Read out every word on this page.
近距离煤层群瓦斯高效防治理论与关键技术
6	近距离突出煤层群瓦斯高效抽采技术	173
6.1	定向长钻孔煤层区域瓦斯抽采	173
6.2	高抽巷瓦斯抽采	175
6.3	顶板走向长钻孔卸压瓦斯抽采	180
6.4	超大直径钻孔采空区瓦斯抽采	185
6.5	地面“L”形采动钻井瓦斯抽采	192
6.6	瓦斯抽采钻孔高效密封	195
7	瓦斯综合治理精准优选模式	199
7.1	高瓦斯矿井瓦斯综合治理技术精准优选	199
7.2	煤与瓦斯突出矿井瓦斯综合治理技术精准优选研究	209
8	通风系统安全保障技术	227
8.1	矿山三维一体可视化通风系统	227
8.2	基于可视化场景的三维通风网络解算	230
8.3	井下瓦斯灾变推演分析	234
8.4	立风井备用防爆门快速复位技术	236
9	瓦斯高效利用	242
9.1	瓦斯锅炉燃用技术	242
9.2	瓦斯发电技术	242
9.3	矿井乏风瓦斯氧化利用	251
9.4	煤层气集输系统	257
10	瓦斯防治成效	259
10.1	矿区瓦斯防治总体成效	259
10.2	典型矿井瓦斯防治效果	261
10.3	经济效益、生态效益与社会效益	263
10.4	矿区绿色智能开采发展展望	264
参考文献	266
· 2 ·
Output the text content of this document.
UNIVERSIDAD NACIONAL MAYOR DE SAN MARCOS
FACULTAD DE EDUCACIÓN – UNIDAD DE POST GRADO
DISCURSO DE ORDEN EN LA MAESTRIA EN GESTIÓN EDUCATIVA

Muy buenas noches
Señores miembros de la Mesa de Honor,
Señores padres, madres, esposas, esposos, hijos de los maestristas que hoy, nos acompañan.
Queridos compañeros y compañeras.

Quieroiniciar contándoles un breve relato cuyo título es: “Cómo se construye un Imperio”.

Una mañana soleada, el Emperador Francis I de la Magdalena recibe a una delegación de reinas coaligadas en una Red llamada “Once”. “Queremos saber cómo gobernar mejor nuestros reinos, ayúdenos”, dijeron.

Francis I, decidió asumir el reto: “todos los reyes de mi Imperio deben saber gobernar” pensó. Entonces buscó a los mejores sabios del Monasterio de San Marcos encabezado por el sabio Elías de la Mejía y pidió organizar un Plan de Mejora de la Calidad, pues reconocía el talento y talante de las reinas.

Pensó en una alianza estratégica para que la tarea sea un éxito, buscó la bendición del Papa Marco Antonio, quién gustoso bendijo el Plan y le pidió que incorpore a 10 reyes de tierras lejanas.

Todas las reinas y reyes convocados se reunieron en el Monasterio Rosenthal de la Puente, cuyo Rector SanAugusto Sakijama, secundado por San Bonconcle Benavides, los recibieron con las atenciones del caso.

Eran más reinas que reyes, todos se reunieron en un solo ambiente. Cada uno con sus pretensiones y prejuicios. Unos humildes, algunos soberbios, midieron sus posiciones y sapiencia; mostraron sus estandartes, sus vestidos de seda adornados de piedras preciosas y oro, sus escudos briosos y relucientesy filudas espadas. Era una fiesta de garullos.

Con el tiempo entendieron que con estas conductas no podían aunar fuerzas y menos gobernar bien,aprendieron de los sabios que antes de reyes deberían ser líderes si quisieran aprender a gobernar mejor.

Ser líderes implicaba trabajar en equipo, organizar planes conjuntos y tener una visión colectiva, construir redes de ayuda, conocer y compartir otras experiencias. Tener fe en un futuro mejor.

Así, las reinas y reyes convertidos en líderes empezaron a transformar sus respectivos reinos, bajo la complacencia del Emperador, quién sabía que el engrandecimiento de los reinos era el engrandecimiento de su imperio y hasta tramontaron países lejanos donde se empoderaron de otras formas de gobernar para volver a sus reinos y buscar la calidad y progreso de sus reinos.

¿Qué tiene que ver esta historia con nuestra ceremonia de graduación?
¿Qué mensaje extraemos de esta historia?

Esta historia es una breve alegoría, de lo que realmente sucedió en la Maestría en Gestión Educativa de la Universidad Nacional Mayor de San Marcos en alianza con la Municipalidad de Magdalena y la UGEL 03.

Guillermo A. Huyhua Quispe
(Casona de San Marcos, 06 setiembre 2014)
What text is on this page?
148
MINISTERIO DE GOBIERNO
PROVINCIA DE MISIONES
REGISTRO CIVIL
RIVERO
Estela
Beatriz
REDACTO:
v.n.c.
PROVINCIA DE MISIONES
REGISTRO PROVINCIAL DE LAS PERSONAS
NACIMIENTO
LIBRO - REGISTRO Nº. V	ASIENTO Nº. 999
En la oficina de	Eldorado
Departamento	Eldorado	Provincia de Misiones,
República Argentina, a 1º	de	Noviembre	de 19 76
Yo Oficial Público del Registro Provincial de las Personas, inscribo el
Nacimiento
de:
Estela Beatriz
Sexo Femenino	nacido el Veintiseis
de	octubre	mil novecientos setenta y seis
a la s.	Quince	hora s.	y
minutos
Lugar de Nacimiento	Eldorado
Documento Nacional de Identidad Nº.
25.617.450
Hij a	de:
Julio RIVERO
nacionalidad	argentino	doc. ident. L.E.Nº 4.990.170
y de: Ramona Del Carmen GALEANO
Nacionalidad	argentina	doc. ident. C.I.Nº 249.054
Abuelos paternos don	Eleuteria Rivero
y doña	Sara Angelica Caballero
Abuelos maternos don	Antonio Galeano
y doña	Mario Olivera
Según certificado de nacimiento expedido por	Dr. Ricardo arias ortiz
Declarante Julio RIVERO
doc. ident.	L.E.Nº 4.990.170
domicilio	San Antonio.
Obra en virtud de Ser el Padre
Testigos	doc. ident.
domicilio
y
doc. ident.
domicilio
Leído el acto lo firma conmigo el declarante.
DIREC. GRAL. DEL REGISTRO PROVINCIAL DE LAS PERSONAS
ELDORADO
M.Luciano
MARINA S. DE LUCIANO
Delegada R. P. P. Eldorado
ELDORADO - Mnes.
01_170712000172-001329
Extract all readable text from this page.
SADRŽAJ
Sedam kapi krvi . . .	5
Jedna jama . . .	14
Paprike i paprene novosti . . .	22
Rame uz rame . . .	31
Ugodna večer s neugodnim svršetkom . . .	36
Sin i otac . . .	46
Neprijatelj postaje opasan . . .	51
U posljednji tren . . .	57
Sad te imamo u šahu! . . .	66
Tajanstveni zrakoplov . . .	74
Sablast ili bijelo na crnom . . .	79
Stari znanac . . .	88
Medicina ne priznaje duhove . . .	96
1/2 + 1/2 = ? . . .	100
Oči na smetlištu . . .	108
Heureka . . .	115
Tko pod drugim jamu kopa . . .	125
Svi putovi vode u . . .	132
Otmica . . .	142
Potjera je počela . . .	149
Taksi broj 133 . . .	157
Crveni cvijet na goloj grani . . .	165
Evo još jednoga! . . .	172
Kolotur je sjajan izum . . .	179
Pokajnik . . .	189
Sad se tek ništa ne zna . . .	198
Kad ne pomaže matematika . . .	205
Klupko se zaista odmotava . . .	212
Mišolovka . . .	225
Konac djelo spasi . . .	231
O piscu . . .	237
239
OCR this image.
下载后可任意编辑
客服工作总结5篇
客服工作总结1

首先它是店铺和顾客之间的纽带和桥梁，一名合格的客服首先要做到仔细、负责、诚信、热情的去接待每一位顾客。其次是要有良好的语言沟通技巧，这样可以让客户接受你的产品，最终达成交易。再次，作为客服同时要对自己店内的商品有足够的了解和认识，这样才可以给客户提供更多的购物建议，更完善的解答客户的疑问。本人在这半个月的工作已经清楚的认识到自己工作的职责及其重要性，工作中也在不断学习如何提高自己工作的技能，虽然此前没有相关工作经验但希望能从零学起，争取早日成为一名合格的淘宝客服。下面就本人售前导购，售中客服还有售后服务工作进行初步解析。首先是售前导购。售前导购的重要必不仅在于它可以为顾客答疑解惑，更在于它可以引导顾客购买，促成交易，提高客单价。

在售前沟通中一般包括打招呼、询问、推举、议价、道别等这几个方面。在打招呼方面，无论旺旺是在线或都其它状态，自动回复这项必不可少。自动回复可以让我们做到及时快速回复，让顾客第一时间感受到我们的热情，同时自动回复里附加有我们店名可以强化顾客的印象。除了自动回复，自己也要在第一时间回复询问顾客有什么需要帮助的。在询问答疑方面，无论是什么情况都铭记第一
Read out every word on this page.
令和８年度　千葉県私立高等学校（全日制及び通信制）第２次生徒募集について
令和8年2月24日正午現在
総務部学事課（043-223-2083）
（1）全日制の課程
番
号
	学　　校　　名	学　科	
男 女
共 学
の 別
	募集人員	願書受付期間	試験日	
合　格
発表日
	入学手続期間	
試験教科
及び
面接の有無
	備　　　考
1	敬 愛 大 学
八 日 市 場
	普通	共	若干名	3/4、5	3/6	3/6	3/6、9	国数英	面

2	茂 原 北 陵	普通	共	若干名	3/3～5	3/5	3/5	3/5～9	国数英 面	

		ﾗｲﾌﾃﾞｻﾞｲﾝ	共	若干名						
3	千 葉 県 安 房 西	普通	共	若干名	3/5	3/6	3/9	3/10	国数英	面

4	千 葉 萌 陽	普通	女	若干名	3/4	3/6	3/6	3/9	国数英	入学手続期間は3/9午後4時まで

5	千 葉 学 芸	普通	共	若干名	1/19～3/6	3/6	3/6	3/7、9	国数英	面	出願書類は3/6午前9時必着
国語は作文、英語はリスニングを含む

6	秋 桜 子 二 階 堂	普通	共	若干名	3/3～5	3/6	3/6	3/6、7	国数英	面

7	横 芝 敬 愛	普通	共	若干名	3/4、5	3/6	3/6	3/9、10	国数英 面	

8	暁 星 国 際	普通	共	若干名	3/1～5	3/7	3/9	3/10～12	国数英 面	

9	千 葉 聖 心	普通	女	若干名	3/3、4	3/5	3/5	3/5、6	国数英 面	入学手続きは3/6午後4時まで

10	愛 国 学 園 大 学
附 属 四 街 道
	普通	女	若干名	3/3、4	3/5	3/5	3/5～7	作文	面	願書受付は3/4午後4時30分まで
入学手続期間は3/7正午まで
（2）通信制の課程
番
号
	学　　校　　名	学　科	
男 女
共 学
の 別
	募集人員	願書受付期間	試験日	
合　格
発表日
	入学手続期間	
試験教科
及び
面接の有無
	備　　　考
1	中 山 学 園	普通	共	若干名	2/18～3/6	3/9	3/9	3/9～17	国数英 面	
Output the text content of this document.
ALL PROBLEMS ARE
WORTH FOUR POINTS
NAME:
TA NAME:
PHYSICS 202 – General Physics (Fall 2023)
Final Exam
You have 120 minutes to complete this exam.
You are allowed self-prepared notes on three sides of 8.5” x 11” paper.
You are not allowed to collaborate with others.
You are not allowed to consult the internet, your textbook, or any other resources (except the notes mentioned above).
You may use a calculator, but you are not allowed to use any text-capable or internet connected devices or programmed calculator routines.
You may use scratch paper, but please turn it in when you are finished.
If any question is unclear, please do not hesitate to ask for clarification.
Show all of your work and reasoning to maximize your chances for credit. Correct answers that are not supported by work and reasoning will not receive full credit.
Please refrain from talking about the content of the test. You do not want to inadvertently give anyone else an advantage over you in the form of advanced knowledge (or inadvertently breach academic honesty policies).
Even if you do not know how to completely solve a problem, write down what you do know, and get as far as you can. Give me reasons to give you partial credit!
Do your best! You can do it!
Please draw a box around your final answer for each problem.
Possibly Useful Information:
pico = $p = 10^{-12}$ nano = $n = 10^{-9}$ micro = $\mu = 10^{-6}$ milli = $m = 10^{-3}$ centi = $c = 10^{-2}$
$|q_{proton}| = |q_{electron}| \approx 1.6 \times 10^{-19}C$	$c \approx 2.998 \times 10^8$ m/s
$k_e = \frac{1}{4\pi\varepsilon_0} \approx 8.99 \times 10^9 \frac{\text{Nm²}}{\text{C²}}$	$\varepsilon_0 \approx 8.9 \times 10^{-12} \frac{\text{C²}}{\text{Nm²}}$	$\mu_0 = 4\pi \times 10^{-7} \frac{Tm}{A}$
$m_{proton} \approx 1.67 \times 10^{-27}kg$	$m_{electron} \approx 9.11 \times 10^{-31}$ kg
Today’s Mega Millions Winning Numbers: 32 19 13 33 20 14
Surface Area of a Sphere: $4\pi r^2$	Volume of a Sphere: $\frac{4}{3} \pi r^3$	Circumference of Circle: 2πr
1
______________________________
== Task requirements ==
Gather each line from the listing above that holds "líderes".

== Reply to the exercise ==
Con el tiempo entendieron que con estas conductas no podían aunar fuerzas y menos gobernar bien,aprendieron de los sabios que antes de reyes deberían ser líderes si quisieran aprender a gobernar mejor.
Ser líderes implicaba trabajar en equipo, organizar planes conjuntos y tener una visión colectiva, construir redes de ayuda, conocer y compartir otras experiencias. Tener fe en un futuro mejor.
Así, las reinas y reyes convertidos en líderes empezaron a transformar sus respectivos reinos, bajo la complacencia del Emperador, quién sabía que el engrandecimiento de los reinos era el engrandecimiento de su imperio y hasta tramontaron países lejanos donde se empoderaron de otras formas de gobernar para volver a sus reinos y buscar la calidad y progreso de sus reinos.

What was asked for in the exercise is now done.